Your task is to give the data again, exactly, with every line intact.

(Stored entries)
____

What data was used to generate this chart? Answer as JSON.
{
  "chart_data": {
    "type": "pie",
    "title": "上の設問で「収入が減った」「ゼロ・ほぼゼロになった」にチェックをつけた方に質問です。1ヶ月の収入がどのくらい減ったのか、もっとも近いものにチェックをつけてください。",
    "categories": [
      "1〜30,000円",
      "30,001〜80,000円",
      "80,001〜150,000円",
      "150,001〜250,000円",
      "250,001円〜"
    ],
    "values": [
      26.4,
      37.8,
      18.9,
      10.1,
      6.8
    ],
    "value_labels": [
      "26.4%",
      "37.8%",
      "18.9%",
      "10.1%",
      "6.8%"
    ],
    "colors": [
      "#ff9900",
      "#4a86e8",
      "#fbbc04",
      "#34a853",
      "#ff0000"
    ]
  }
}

____

* _Exercise response_:
What data was used to generate this chart? Answer as JSON.
{
  "chart_data": {
    "type": "pie",
    "title": "上の設問で「収入が減った」「ゼロ・ほぼゼロになった」にチェックをつけた方に質問です。1ヶ月の収入がどのくらい減ったのか、もっとも近いものにチェックをつけてください。",
    "categories": [
      "1〜30,000円",
      "30,001〜80,000円",
      "80,001〜150,000円",
      "150,001〜250,000円",
      "250,001円〜"
    ],
    "values": [
      26.4,
      37.8,
      18.9,
      10.1,
      6.8
    ],
    "value_labels": [
      "26.4%",
      "37.8%",
      "18.9%",
      "10.1%",
      "6.8%"
    ],
    "colors": [
      "#ff9900",
      "#4a86e8",
      "#fbbc04",
      "#34a853",
      "#ff0000"
    ]
  }
}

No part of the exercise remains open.